Goal of the exercise:
Write out every line of the material exactly as it appears.

Record excerpts:

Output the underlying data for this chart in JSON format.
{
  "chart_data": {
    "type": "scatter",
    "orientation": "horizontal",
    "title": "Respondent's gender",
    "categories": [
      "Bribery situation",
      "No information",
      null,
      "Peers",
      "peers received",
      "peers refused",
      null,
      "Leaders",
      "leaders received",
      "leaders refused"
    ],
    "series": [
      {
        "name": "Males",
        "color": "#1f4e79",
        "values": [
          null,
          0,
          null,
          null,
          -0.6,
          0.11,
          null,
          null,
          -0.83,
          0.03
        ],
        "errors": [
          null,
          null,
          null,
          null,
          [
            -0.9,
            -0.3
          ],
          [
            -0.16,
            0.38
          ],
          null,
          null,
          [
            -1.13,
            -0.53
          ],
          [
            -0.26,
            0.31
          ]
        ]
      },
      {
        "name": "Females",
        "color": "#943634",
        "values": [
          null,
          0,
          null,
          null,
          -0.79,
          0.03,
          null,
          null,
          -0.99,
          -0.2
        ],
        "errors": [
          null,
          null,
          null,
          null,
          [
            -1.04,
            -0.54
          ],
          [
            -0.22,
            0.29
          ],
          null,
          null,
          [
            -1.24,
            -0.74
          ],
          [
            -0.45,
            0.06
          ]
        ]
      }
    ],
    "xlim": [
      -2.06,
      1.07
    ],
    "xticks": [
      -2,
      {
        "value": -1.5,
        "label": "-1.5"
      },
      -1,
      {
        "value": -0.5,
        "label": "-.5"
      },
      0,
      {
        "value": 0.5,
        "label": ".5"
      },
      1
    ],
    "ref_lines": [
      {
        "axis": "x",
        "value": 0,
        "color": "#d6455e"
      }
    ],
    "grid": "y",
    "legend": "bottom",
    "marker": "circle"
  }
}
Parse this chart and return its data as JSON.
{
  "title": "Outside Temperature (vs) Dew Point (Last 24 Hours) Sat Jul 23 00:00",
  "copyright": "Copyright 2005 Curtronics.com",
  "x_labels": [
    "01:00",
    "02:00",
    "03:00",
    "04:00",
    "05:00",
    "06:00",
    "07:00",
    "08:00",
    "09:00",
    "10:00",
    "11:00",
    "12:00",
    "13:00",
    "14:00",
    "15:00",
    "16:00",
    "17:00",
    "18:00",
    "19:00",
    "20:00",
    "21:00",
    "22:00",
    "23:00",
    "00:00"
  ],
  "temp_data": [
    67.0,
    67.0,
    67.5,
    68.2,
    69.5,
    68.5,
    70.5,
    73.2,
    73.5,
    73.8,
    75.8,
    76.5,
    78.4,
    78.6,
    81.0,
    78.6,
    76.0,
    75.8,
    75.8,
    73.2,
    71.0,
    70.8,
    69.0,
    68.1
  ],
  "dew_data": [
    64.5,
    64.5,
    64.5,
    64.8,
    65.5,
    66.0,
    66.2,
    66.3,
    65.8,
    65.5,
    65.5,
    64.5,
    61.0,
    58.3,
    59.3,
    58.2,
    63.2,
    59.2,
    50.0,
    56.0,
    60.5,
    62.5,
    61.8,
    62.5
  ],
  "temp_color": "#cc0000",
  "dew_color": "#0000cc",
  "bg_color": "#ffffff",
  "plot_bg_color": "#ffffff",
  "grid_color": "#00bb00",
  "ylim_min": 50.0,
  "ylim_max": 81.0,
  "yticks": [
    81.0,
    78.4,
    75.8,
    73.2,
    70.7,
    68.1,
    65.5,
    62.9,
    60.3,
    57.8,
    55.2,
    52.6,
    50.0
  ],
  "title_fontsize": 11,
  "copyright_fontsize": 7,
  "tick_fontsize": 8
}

Solved exercise:
Output the underlying data for this chart in JSON format.
{
  "chart_data": {
    "type": "scatter",
    "orientation": "horizontal",
    "title": "Respondent's gender",
    "categories": [
      "Bribery situation",
      "No information",
      null,
      "Peers",
      "peers received",
      "peers refused",
      null,
      "Leaders",
      "leaders received",
      "leaders refused"
    ],
    "series": [
      {
        "name": "Males",
        "color": "#1f4e79",
        "values": [
          null,
          0,
          null,
          null,
          -0.6,
          0.11,
          null,
          null,
          -0.83,
          0.03
        ],
        "errors": [
          null,
          null,
          null,
          null,
          [
            -0.9,
            -0.3
          ],
          [
            -0.16,
            0.38
          ],
          null,
          null,
          [
            -1.13,
            -0.53
          ],
          [
            -0.26,
            0.31
          ]
        ]
      },
      {
        "name": "Females",
        "color": "#943634",
        "values": [
          null,
          0,
          null,
          null,
          -0.79,
          0.03,
          null,
          null,
          -0.99,
          -0.2
        ],
        "errors": [
          null,
          null,
          null,
          null,
          [
            -1.04,
            -0.54
          ],
          [
            -0.22,
            0.29
          ],
          null,
          null,
          [
            -1.24,
            -0.74
          ],
          [
            -0.45,
            0.06
          ]
        ]
      }
    ],
    "xlim": [
      -2.06,
      1.07
    ],
    "xticks": [
      -2,
      {
        "value": -1.5,
        "label": "-1.5"
      },
      -1,
      {
        "value": -0.5,
        "label": "-.5"
      },
      0,
      {
        "value": 0.5,
        "label": ".5"
      },
      1
    ],
    "ref_lines": [
      {
        "axis": "x",
        "value": 0,
        "color": "#d6455e"
      }
    ],
    "grid": "y",
    "legend": "bottom",
    "marker": "circle"
  }
}
Parse this chart and return its data as JSON.
{
  "title": "Outside Temperature (vs) Dew Point (Last 24 Hours) Sat Jul 23 00:00",
  "copyright": "Copyright 2005 Curtronics.com",
  "x_labels": [
    "01:00",
    "02:00",
    "03:00",
    "04:00",
    "05:00",
    "06:00",
    "07:00",
    "08:00",
    "09:00",
    "10:00",
    "11:00",
    "12:00",
    "13:00",
    "14:00",
    "15:00",
    "16:00",
    "17:00",
    "18:00",
    "19:00",
    "20:00",
    "21:00",
    "22:00",
    "23:00",
    "00:00"
  ],
  "temp_data": [
    67.0,
    67.0,
    67.5,
    68.2,
    69.5,
    68.5,
    70.5,
    73.2,
    73.5,
    73.8,
    75.8,
    76.5,
    78.4,
    78.6,
    81.0,
    78.6,
    76.0,
    75.8,
    75.8,
    73.2,
    71.0,
    70.8,
    69.0,
    68.1
  ],
  "dew_data": [
    64.5,
    64.5,
    64.5,
    64.8,
    65.5,
    66.0,
    66.2,
    66.3,
    65.8,
    65.5,
    65.5,
    64.5,
    61.0,
    58.3,
    59.3,
    58.2,
    63.2,
    59.2,
    50.0,
    56.0,
    60.5,
    62.5,
    61.8,
    62.5
  ],
  "temp_color": "#cc0000",
  "dew_color": "#0000cc",
  "bg_color": "#ffffff",
  "plot_bg_color": "#ffffff",
  "grid_color": "#00bb00",
  "ylim_min": 50.0,
  "ylim_max": 81.0,
  "yticks": [
    81.0,
    78.4,
    75.8,
    73.2,
    70.7,
    68.1,
    65.5,
    62.9,
    60.3,
    57.8,
    55.2,
    52.6,
    50.0
  ],
  "title_fontsize": 11,
  "copyright_fontsize": 7,
  "tick_fontsize": 8
}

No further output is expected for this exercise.